TASK TO COMPLETE> Reproduce all the entries exactly and keep the pictures out.
## START ENTRIES SHOWN
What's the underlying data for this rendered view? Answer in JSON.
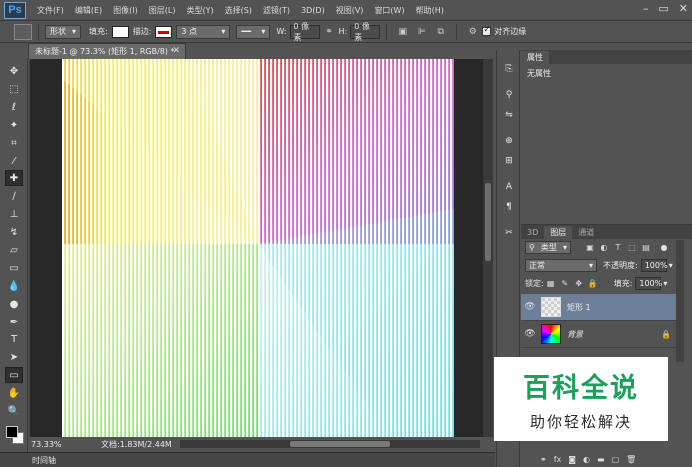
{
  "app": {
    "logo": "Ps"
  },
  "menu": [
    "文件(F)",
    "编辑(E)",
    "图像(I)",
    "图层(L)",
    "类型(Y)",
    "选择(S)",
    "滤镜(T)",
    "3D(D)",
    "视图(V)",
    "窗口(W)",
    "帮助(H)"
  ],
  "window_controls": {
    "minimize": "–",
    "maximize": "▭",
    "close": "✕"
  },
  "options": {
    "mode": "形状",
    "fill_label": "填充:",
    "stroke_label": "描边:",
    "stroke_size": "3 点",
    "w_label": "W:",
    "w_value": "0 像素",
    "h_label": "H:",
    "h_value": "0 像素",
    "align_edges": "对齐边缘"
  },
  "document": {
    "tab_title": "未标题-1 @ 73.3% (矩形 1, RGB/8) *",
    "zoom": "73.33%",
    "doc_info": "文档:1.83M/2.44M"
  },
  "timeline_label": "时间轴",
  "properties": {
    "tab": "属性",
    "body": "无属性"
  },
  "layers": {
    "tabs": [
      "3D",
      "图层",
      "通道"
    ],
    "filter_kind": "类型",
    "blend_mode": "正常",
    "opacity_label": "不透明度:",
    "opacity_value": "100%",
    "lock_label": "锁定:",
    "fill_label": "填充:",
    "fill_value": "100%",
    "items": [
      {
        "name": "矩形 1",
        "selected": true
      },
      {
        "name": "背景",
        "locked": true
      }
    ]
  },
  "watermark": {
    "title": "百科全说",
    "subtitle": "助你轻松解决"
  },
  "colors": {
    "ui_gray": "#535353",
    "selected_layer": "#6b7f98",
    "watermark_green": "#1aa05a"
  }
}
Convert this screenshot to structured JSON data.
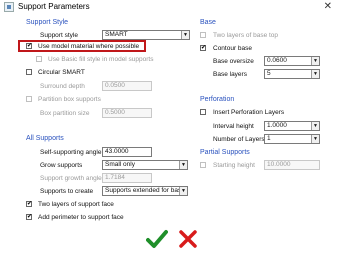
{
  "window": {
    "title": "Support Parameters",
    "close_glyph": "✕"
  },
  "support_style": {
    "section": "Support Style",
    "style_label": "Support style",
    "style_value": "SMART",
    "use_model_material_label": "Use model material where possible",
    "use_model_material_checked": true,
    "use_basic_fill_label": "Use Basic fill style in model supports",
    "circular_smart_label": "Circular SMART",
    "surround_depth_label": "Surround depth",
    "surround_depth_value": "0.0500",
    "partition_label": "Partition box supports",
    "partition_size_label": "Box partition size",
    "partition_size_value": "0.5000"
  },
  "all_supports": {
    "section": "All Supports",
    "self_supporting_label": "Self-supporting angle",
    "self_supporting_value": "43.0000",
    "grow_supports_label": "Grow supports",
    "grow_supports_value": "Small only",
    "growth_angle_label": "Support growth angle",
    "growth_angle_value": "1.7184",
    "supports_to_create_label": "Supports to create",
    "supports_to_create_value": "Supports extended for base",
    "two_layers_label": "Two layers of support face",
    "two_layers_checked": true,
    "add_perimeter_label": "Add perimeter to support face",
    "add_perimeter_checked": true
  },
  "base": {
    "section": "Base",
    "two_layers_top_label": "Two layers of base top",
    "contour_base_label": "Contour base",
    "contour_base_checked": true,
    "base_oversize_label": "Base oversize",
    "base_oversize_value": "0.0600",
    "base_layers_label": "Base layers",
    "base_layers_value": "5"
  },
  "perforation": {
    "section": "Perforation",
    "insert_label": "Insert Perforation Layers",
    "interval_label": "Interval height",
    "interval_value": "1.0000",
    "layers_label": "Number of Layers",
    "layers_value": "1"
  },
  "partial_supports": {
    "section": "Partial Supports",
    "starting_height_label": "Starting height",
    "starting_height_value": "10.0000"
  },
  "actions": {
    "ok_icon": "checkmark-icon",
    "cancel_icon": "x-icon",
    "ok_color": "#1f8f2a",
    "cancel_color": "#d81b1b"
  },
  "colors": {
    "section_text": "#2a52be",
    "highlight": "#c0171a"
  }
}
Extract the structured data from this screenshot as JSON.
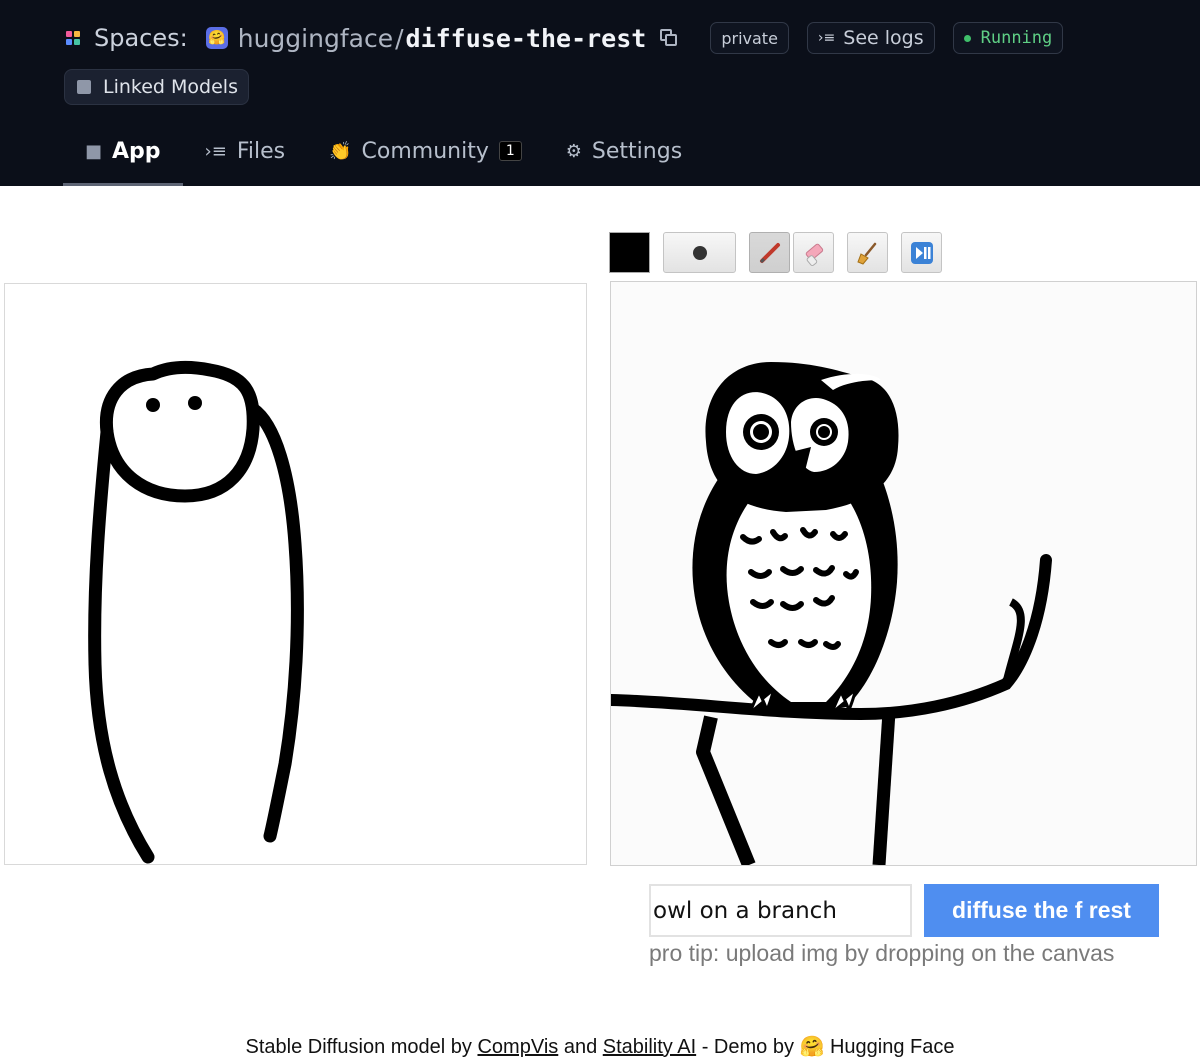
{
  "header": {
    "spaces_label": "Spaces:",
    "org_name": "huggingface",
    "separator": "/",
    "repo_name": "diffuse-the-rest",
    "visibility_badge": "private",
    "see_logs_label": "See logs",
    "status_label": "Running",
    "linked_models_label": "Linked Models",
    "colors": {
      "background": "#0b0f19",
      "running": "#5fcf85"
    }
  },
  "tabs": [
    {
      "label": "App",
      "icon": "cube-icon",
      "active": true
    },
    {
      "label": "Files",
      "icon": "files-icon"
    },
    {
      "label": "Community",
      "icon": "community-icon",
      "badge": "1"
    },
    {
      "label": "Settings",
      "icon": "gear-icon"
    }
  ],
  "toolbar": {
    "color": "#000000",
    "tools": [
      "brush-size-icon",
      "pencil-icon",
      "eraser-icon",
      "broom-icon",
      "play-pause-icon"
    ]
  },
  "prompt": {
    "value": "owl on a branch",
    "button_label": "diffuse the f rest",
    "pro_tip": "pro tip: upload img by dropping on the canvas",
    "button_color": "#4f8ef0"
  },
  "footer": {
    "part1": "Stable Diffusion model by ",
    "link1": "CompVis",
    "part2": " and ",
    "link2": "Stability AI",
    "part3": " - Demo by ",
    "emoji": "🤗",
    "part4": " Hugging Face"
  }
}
## END ENTRIES SHOWN
FINISHED EXERCISE>
What's the underlying data for this rendered view? Answer in JSON.
{
  "app": {
    "logo": "Ps"
  },
  "menu": [
    "文件(F)",
    "编辑(E)",
    "图像(I)",
    "图层(L)",
    "类型(Y)",
    "选择(S)",
    "滤镜(T)",
    "3D(D)",
    "视图(V)",
    "窗口(W)",
    "帮助(H)"
  ],
  "window_controls": {
    "minimize": "–",
    "maximize": "▭",
    "close": "✕"
  },
  "options": {
    "mode": "形状",
    "fill_label": "填充:",
    "stroke_label": "描边:",
    "stroke_size": "3 点",
    "w_label": "W:",
    "w_value": "0 像素",
    "h_label": "H:",
    "h_value": "0 像素",
    "align_edges": "对齐边缘"
  },
  "document": {
    "tab_title": "未标题-1 @ 73.3% (矩形 1, RGB/8) *",
    "zoom": "73.33%",
    "doc_info": "文档:1.83M/2.44M"
  },
  "timeline_label": "时间轴",
  "properties": {
    "tab": "属性",
    "body": "无属性"
  },
  "layers": {
    "tabs": [
      "3D",
      "图层",
      "通道"
    ],
    "filter_kind": "类型",
    "blend_mode": "正常",
    "opacity_label": "不透明度:",
    "opacity_value": "100%",
    "lock_label": "锁定:",
    "fill_label": "填充:",
    "fill_value": "100%",
    "items": [
      {
        "name": "矩形 1",
        "selected": true
      },
      {
        "name": "背景",
        "locked": true
      }
    ]
  },
  "watermark": {
    "title": "百科全说",
    "subtitle": "助你轻松解决"
  },
  "colors": {
    "ui_gray": "#535353",
    "selected_layer": "#6b7f98",
    "watermark_green": "#1aa05a"
  }
}
Convert this screenshot to structured JSON data.
{
  "window": {
    "title": "Support Parameters",
    "close_glyph": "✕"
  },
  "support_style": {
    "section": "Support Style",
    "style_label": "Support style",
    "style_value": "SMART",
    "use_model_material_label": "Use model material where possible",
    "use_model_material_checked": true,
    "use_basic_fill_label": "Use Basic fill style in model supports",
    "circular_smart_label": "Circular SMART",
    "surround_depth_label": "Surround depth",
    "surround_depth_value": "0.0500",
    "partition_label": "Partition box supports",
    "partition_size_label": "Box partition size",
    "partition_size_value": "0.5000"
  },
  "all_supports": {
    "section": "All Supports",
    "self_supporting_label": "Self-supporting angle",
    "self_supporting_value": "43.0000",
    "grow_supports_label": "Grow supports",
    "grow_supports_value": "Small only",
    "growth_angle_label": "Support growth angle",
    "growth_angle_value": "1.7184",
    "supports_to_create_label": "Supports to create",
    "supports_to_create_value": "Supports extended for base",
    "two_layers_label": "Two layers of support face",
    "two_layers_checked": true,
    "add_perimeter_label": "Add perimeter to support face",
    "add_perimeter_checked": true
  },
  "base": {
    "section": "Base",
    "two_layers_top_label": "Two layers of base top",
    "contour_base_label": "Contour base",
    "contour_base_checked": true,
    "base_oversize_label": "Base oversize",
    "base_oversize_value": "0.0600",
    "base_layers_label": "Base layers",
    "base_layers_value": "5"
  },
  "perforation": {
    "section": "Perforation",
    "insert_label": "Insert Perforation Layers",
    "interval_label": "Interval height",
    "interval_value": "1.0000",
    "layers_label": "Number of Layers",
    "layers_value": "1"
  },
  "partial_supports": {
    "section": "Partial Supports",
    "starting_height_label": "Starting height",
    "starting_height_value": "10.0000"
  },
  "actions": {
    "ok_icon": "checkmark-icon",
    "cancel_icon": "x-icon",
    "ok_color": "#1f8f2a",
    "cancel_color": "#d81b1b"
  },
  "colors": {
    "section_text": "#2a52be",
    "highlight": "#c0171a"
  }
}
Extract the structured data from this screenshot as JSON.
{
  "header": {
    "spaces_label": "Spaces:",
    "org_name": "huggingface",
    "separator": "/",
    "repo_name": "diffuse-the-rest",
    "visibility_badge": "private",
    "see_logs_label": "See logs",
    "status_label": "Running",
    "linked_models_label": "Linked Models",
    "colors": {
      "background": "#0b0f19",
      "running": "#5fcf85"
    }
  },
  "tabs": [
    {
      "label": "App",
      "icon": "cube-icon",
      "active": true
    },
    {
      "label": "Files",
      "icon": "files-icon"
    },
    {
      "label": "Community",
      "icon": "community-icon",
      "badge": "1"
    },
    {
      "label": "Settings",
      "icon": "gear-icon"
    }
  ],
  "toolbar": {
    "color": "#000000",
    "tools": [
      "brush-size-icon",
      "pencil-icon",
      "eraser-icon",
      "broom-icon",
      "play-pause-icon"
    ]
  },
  "prompt": {
    "value": "owl on a branch",
    "button_label": "diffuse the f rest",
    "pro_tip": "pro tip: upload img by dropping on the canvas",
    "button_color": "#4f8ef0"
  },
  "footer": {
    "part1": "Stable Diffusion model by ",
    "link1": "CompVis",
    "part2": " and ",
    "link2": "Stability AI",
    "part3": " - Demo by ",
    "emoji": "🤗",
    "part4": " Hugging Face"
  }
}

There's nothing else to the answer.